-- start GIVEN RECORDS --

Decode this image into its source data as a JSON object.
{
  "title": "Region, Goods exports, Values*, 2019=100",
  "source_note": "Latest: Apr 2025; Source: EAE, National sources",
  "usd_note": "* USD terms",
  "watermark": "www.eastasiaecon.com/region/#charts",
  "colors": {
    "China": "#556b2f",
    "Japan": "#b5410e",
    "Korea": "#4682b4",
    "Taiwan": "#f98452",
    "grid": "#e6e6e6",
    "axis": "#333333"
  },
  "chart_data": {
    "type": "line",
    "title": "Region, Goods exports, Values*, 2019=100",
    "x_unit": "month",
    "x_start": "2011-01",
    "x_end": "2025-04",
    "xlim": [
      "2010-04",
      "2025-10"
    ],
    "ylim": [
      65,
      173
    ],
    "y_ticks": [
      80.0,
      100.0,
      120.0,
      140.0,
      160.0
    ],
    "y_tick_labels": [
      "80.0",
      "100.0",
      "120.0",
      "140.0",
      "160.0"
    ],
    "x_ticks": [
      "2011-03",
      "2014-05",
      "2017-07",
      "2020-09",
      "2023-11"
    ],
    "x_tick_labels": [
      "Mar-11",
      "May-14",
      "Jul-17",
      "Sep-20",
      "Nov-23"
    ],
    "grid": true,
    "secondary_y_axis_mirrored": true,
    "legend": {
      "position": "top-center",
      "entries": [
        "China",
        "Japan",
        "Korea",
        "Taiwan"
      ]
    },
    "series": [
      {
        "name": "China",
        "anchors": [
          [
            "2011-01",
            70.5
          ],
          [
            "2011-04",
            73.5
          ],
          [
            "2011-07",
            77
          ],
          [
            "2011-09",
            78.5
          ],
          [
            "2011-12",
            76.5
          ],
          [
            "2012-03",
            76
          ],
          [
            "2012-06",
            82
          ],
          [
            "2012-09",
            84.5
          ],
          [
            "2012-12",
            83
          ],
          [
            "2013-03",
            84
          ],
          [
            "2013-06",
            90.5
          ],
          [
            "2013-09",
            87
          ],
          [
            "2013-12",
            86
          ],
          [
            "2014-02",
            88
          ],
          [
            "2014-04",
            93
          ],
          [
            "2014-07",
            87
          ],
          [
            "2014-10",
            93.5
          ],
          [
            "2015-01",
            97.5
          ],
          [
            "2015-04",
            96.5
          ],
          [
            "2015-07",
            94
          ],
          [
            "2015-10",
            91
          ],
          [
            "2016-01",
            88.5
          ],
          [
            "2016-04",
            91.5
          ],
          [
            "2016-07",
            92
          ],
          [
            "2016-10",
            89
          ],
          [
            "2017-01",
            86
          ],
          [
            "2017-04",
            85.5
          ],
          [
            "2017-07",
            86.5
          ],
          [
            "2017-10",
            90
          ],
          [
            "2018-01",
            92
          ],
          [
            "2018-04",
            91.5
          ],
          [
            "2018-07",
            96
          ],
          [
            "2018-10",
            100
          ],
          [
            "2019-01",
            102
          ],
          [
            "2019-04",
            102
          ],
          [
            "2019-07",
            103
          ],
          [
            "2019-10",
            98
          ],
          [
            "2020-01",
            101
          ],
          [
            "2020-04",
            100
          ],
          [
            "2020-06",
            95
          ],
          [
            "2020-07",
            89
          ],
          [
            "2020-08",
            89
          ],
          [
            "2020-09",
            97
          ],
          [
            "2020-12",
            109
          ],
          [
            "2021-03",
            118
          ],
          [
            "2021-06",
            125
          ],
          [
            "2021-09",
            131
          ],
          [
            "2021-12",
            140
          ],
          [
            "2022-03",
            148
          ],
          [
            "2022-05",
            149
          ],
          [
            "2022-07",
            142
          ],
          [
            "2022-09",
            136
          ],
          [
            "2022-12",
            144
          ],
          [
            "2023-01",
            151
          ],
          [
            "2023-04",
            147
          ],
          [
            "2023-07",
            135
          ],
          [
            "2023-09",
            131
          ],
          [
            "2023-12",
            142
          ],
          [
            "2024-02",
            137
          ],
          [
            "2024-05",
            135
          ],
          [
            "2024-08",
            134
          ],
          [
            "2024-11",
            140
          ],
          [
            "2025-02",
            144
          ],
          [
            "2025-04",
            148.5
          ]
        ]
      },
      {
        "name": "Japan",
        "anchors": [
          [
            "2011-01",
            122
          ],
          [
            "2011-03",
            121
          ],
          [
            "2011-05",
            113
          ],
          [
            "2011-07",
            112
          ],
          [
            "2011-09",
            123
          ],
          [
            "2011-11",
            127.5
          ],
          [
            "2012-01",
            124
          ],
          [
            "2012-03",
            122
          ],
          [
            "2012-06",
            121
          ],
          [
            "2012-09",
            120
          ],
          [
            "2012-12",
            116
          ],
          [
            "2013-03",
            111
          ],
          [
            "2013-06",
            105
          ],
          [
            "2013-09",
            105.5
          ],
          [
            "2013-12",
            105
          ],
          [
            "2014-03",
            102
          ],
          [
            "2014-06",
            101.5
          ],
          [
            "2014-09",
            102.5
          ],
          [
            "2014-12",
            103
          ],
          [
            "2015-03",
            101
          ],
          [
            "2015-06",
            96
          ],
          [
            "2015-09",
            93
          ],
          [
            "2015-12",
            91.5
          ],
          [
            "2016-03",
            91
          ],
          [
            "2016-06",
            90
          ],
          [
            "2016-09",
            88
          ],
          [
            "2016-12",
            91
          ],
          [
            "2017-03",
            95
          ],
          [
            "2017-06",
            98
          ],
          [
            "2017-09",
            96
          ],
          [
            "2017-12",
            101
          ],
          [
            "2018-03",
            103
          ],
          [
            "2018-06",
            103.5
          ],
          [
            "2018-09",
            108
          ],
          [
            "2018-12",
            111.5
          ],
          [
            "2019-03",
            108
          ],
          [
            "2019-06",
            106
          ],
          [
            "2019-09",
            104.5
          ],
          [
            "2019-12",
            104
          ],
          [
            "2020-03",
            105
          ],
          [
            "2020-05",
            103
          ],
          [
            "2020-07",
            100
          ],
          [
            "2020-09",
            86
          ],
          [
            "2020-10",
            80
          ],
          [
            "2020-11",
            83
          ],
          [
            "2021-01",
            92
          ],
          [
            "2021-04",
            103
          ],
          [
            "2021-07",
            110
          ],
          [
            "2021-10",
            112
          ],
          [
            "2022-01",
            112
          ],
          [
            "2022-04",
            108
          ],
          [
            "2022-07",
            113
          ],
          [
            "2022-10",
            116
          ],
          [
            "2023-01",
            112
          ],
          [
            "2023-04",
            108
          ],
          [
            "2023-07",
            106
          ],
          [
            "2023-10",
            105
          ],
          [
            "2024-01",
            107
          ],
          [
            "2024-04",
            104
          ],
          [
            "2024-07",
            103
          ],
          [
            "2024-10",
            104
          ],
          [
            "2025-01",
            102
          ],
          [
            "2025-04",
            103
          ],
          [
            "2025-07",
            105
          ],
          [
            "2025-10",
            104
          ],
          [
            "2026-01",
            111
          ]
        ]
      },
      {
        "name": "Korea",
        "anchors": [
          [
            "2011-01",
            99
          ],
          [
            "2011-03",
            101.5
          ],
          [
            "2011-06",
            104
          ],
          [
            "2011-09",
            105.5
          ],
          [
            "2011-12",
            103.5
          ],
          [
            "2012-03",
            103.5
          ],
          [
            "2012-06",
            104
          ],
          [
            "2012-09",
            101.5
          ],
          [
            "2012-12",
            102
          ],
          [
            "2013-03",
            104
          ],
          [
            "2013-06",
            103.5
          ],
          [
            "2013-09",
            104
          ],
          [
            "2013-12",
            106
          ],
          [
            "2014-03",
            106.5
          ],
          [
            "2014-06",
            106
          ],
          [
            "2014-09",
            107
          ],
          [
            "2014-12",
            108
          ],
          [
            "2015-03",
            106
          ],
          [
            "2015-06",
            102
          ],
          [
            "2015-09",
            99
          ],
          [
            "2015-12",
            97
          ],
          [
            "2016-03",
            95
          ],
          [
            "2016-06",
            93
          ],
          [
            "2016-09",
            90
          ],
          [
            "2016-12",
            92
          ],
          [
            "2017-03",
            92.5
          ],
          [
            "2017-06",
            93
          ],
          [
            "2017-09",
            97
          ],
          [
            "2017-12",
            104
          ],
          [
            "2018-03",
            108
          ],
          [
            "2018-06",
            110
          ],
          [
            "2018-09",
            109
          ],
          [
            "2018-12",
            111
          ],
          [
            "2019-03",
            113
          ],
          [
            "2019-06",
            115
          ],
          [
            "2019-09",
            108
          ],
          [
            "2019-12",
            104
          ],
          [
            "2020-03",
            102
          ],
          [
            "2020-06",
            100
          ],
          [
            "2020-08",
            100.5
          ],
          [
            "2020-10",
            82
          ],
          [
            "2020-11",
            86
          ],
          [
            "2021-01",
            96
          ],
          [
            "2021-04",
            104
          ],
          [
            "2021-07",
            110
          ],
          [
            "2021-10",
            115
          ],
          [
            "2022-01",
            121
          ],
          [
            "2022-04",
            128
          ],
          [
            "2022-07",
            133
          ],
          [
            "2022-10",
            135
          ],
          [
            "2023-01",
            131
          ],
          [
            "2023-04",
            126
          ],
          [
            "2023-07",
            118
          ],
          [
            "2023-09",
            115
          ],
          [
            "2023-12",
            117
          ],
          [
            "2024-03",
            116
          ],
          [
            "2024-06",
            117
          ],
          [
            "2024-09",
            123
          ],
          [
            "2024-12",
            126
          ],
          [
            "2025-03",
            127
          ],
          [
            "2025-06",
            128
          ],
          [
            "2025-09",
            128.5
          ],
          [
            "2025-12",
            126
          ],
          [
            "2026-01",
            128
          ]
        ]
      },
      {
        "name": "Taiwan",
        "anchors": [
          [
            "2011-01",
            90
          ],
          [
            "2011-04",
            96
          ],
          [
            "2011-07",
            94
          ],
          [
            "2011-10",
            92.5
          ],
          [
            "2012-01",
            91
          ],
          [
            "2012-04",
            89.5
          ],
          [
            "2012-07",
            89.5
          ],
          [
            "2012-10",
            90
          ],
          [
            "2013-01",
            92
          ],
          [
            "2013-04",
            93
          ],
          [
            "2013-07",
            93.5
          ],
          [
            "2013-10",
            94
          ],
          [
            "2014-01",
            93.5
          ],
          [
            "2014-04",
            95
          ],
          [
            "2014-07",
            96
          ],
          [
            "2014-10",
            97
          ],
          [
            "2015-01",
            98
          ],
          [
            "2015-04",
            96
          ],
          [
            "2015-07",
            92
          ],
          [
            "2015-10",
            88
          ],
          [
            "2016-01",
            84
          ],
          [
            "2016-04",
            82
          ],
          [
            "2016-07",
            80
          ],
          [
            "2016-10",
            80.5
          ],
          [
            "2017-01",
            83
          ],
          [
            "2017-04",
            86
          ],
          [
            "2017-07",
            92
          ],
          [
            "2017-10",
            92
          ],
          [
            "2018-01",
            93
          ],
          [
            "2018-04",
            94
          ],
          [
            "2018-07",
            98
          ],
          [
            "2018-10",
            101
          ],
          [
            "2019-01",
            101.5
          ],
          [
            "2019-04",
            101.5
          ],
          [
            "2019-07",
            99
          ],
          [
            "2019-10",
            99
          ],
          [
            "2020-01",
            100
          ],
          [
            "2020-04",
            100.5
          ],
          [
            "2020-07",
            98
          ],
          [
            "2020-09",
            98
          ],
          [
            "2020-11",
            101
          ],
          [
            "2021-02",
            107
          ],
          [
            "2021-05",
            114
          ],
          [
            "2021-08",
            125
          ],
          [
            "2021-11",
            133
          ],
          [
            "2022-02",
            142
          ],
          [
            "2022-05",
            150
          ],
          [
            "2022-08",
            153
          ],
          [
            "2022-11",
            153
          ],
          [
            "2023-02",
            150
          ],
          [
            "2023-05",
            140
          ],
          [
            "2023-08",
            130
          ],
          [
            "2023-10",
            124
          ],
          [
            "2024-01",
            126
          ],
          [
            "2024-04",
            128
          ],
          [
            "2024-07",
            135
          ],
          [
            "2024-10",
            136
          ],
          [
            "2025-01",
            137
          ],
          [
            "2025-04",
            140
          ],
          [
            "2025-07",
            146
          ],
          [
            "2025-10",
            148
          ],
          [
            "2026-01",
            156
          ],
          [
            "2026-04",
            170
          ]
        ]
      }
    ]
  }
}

-- end GIVEN RECORDS --

§ SHORT TASK
How many lines in these entries hold the string "true"? Answer with the number alone.

§ ANSWER TO THIS PROBLEM
2